EXERCISE INSTRUCTIONS:
In the data below, locate each line with the word "legend" and list it.

⟨

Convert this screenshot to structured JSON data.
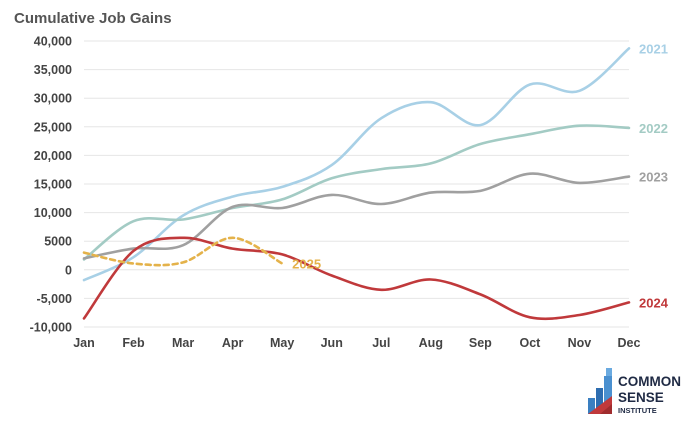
{
  "chart_data": {
    "type": "line",
    "title": "Cumulative Job Gains",
    "categories": [
      "Jan",
      "Feb",
      "Mar",
      "Apr",
      "May",
      "Jun",
      "Jul",
      "Aug",
      "Sep",
      "Oct",
      "Nov",
      "Dec"
    ],
    "ylim": [
      -10000,
      40000
    ],
    "yticks": [
      -10000,
      -5000,
      0,
      5000,
      10000,
      15000,
      20000,
      25000,
      30000,
      35000,
      40000
    ],
    "ytick_labels": [
      "-10,000",
      "-5,000",
      "0",
      "5000",
      "10,000",
      "15,000",
      "20,000",
      "25,000",
      "30,000",
      "35,000",
      "40,000"
    ],
    "grid": "horizontal",
    "legend": "labels at line ends",
    "series": [
      {
        "name": "2021",
        "color": "#a8d0e6",
        "dashed": false,
        "values": [
          -1800,
          2200,
          9500,
          12800,
          14500,
          18300,
          26500,
          29300,
          25300,
          32400,
          31300,
          38700
        ]
      },
      {
        "name": "2022",
        "color": "#a3cbc4",
        "dashed": false,
        "values": [
          1800,
          8500,
          8800,
          10800,
          12300,
          16000,
          17600,
          18600,
          22000,
          23700,
          25200,
          24800
        ]
      },
      {
        "name": "2023",
        "color": "#a0a0a0",
        "dashed": false,
        "values": [
          2000,
          3700,
          4300,
          11000,
          10800,
          13100,
          11500,
          13500,
          13800,
          16800,
          15200,
          16300
        ]
      },
      {
        "name": "2024",
        "color": "#c0393b",
        "dashed": false,
        "values": [
          -8500,
          3300,
          5600,
          3700,
          2700,
          -1000,
          -3500,
          -1700,
          -4300,
          -8300,
          -7900,
          -5700
        ]
      },
      {
        "name": "2025",
        "color": "#e4b24a",
        "dashed": true,
        "values": [
          3000,
          1100,
          1300,
          5600,
          1100,
          null,
          null,
          null,
          null,
          null,
          null,
          null
        ]
      }
    ]
  },
  "logo": {
    "line1": "COMMON",
    "line2": "SENSE",
    "line3": "INSTITUTE"
  }
}
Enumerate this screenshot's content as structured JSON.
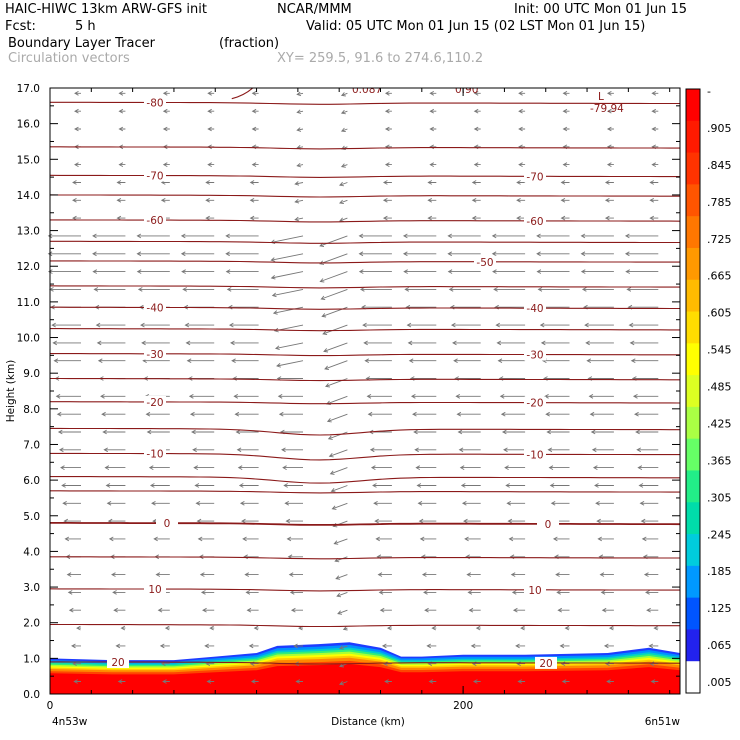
{
  "header": {
    "model": "HAIC-HIWC 13km ARW-GFS init",
    "org": "NCAR/MMM",
    "init": "Init: 00 UTC Mon 01 Jun 15",
    "fcst_label": "Fcst:",
    "fcst_value": "5 h",
    "valid": "Valid: 05 UTC Mon 01 Jun 15 (02 LST Mon 01 Jun 15)",
    "field_name": "Boundary Layer Tracer",
    "field_units": "(fraction)",
    "vectors_label": "Circulation vectors",
    "xy": "XY= 259.5, 91.6 to 274.6,110.2"
  },
  "chart_data": {
    "type": "heatmap",
    "xlabel": "Distance (km)",
    "ylabel": "Height (km)",
    "xlim": [
      0,
      305
    ],
    "ylim": [
      0,
      17
    ],
    "x_ticks": [
      "0",
      "200"
    ],
    "y_ticks": [
      "0.0",
      "1.0",
      "2.0",
      "3.0",
      "4.0",
      "5.0",
      "6.0",
      "7.0",
      "8.0",
      "9.0",
      "10.0",
      "11.0",
      "12.0",
      "13.0",
      "14.0",
      "15.0",
      "16.0",
      "17.0"
    ],
    "x_endpoints": {
      "left": "4n53w",
      "right": "6n51w"
    },
    "colorbar": {
      "labels": [
        "-",
        ".905",
        ".845",
        ".785",
        ".725",
        ".665",
        ".605",
        ".545",
        ".485",
        ".425",
        ".365",
        ".305",
        ".245",
        ".185",
        ".125",
        ".065",
        ".005"
      ],
      "colors": [
        "#ff0000",
        "#ff1a00",
        "#ff3300",
        "#ff5500",
        "#ff7700",
        "#ff9900",
        "#ffbb00",
        "#ffdd00",
        "#ffff00",
        "#ddff22",
        "#aaff44",
        "#66ff66",
        "#22ee88",
        "#00ddaa",
        "#00ccdd",
        "#0099ff",
        "#0055ff",
        "#2222ee",
        "#ffffff"
      ]
    },
    "temperature_contours": {
      "units": "°C",
      "levels": [
        {
          "value": -80,
          "label": "-80",
          "height": 16.6,
          "label_pos": "left"
        },
        {
          "value": -70,
          "label": "-70",
          "height": 14.55,
          "label_pos": "both"
        },
        {
          "value": -60,
          "label": "-60",
          "height": 13.3,
          "label_pos": "both"
        },
        {
          "value": -50,
          "label": "-50",
          "height": 12.15,
          "label_pos": "right"
        },
        {
          "value": -40,
          "label": "-40",
          "height": 10.85,
          "label_pos": "both"
        },
        {
          "value": -30,
          "label": "-30",
          "height": 9.55,
          "label_pos": "both"
        },
        {
          "value": -20,
          "label": "-20",
          "height": 8.2,
          "label_pos": "both"
        },
        {
          "value": -10,
          "label": "-10",
          "height": 6.75,
          "label_pos": "both"
        },
        {
          "value": 0,
          "label": "0",
          "height": 4.8,
          "label_pos": "both"
        },
        {
          "value": 10,
          "label": "10",
          "height": 2.95,
          "label_pos": "both"
        },
        {
          "value": 20,
          "label": "20",
          "height": 0.9,
          "label_pos": "both"
        }
      ],
      "extra_lines": [
        15.35,
        14.0,
        12.7,
        11.45,
        10.25,
        8.85,
        7.45,
        6.1,
        5.7,
        3.85,
        1.95
      ],
      "min_label": "L",
      "min_value": "-79.94",
      "top_labels": [
        "0.087",
        "0.90"
      ]
    },
    "tracer_layer": {
      "description_units": "fraction",
      "top_height_km": [
        [
          0,
          1.0
        ],
        [
          30,
          0.95
        ],
        [
          60,
          0.95
        ],
        [
          80,
          1.05
        ],
        [
          100,
          1.15
        ],
        [
          110,
          1.35
        ],
        [
          130,
          1.4
        ],
        [
          145,
          1.45
        ],
        [
          160,
          1.3
        ],
        [
          170,
          1.05
        ],
        [
          180,
          1.05
        ],
        [
          200,
          1.1
        ],
        [
          230,
          1.1
        ],
        [
          270,
          1.15
        ],
        [
          290,
          1.3
        ],
        [
          305,
          1.15
        ]
      ]
    }
  }
}
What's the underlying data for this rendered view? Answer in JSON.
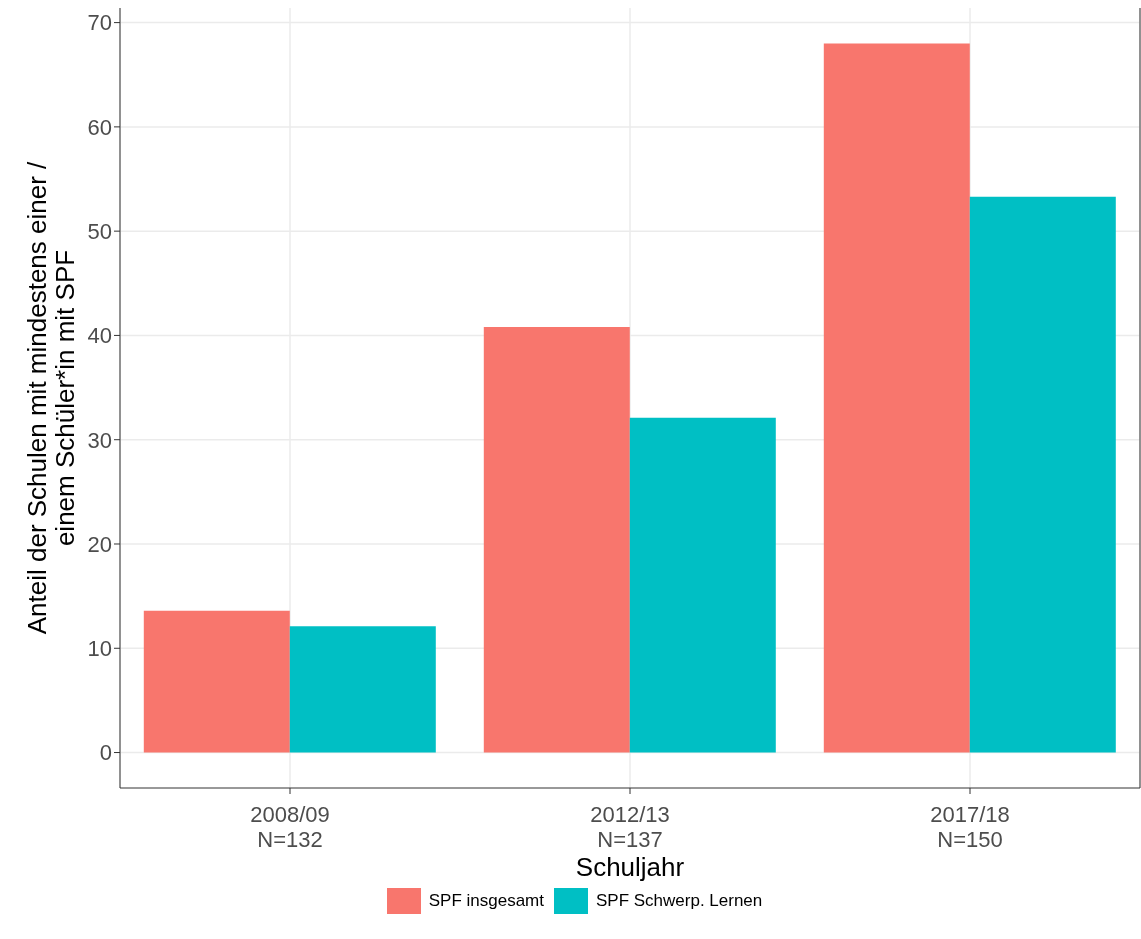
{
  "chart_data": {
    "type": "bar",
    "xlabel": "Schuljahr",
    "ylabel": "Anteil der Schulen mit mindestens einer /\neinem Schüler*in mit SPF",
    "categories": [
      "2008/09\nN=132",
      "2012/13\nN=137",
      "2017/18\nN=150"
    ],
    "series": [
      {
        "name": "SPF insgesamt",
        "color": "#f8766d",
        "values": [
          13.6,
          40.8,
          68.0
        ]
      },
      {
        "name": "SPF Schwerp. Lernen",
        "color": "#00bfc4",
        "values": [
          12.1,
          32.1,
          53.3
        ]
      }
    ],
    "ylim": [
      -3.4,
      71.4
    ],
    "yticks": [
      0,
      10,
      20,
      30,
      40,
      50,
      60,
      70
    ],
    "grid": true,
    "legend": "bottom"
  }
}
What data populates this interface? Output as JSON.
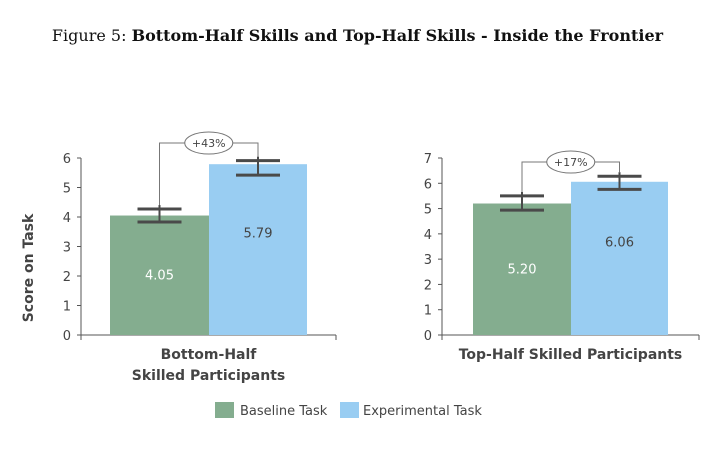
{
  "figure": {
    "prefix": "Figure 5:",
    "title": "Bottom-Half Skills and Top-Half Skills - Inside the Frontier"
  },
  "chart_data": [
    {
      "type": "bar",
      "title": "Bottom-Half Skilled Participants",
      "category_lines": [
        "Bottom-Half",
        "Skilled Participants"
      ],
      "ylabel": "Score on Task",
      "ylim": [
        0,
        6
      ],
      "yticks": [
        0,
        1,
        2,
        3,
        4,
        5,
        6
      ],
      "series": [
        {
          "name": "Baseline Task",
          "value": 4.05,
          "label": "4.05",
          "error": [
            3.83,
            4.27
          ]
        },
        {
          "name": "Experimental Task",
          "value": 5.79,
          "label": "5.79",
          "error": [
            5.42,
            5.91
          ]
        }
      ],
      "annotation": "+43%"
    },
    {
      "type": "bar",
      "title": "Top-Half Skilled Participants",
      "category_lines": [
        "Top-Half Skilled Participants"
      ],
      "ylabel": "",
      "ylim": [
        0,
        7
      ],
      "yticks": [
        0,
        1,
        2,
        3,
        4,
        5,
        6,
        7
      ],
      "series": [
        {
          "name": "Baseline Task",
          "value": 5.2,
          "label": "5.20",
          "error": [
            4.94,
            5.5
          ]
        },
        {
          "name": "Experimental Task",
          "value": 6.06,
          "label": "6.06",
          "error": [
            5.76,
            6.28
          ]
        }
      ],
      "annotation": "+17%"
    }
  ],
  "legend": [
    {
      "label": "Baseline Task",
      "color": "#84ad8f"
    },
    {
      "label": "Experimental Task",
      "color": "#99cdf2"
    }
  ],
  "colors": {
    "axis": "#555555",
    "error": "#4a4a4a",
    "label_on_green": "#ffffff",
    "label_on_blue": "#444444"
  }
}
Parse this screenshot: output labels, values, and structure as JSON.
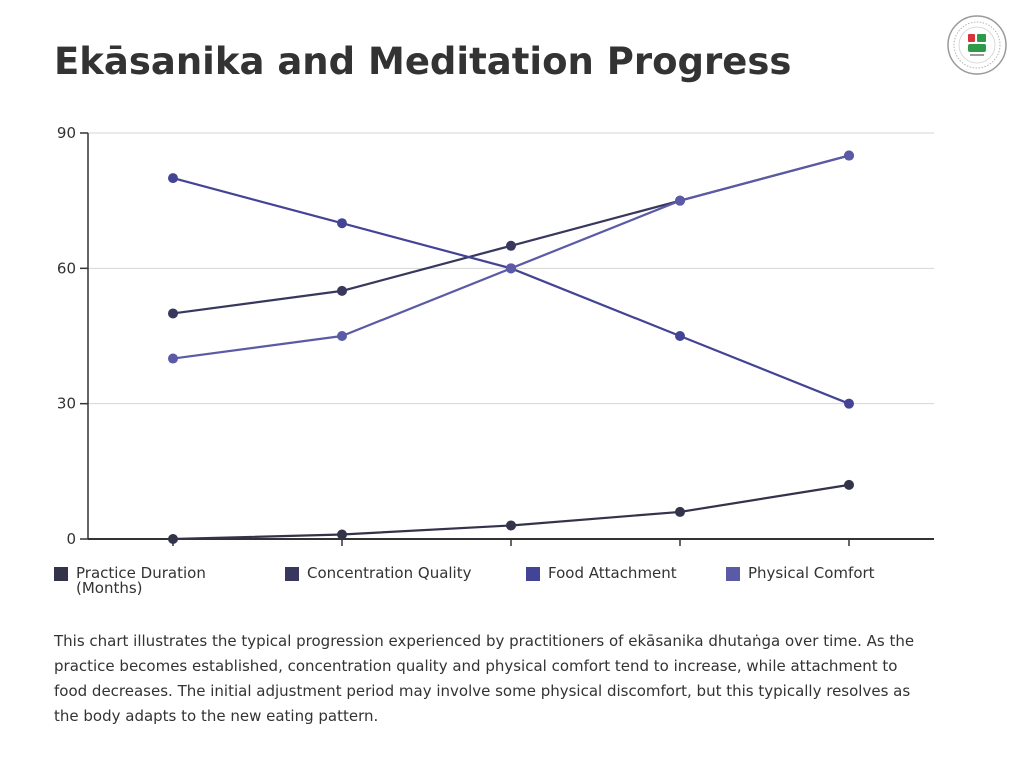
{
  "title": "Ekāsanika and Meditation Progress",
  "description": "This chart illustrates the typical progression experienced by practitioners of ekāsanika dhutaṅga over time. As the practice becomes established, concentration quality and physical comfort tend to increase, while attachment to food decreases. The initial adjustment period may involve some physical discomfort, but this typically resolves as the body adapts to the new eating pattern.",
  "logo": {
    "icon": "organization-seal-logo"
  },
  "chart_data": {
    "type": "line",
    "title": "Ekāsanika and Meditation Progress",
    "xlabel": "",
    "ylabel": "",
    "ylim": [
      0,
      90
    ],
    "yticks": [
      0,
      30,
      60,
      90
    ],
    "x": [
      1,
      2,
      3,
      4,
      5
    ],
    "grid": true,
    "legend": "bottom",
    "series": [
      {
        "name": "Practice Duration (Months)",
        "color": "#33334a",
        "values": [
          0,
          1,
          3,
          6,
          12
        ]
      },
      {
        "name": "Concentration Quality",
        "color": "#38385e",
        "values": [
          50,
          55,
          65,
          75,
          85
        ]
      },
      {
        "name": "Food Attachment",
        "color": "#444496",
        "values": [
          80,
          70,
          60,
          45,
          30
        ]
      },
      {
        "name": "Physical Comfort",
        "color": "#5a5aa6",
        "values": [
          40,
          45,
          60,
          75,
          85
        ]
      }
    ]
  }
}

⟩

TASK RESULT:
    "legend": "labels at line ends",
    "legend": "bottom"
  "legend": [
    "legend": "bottom",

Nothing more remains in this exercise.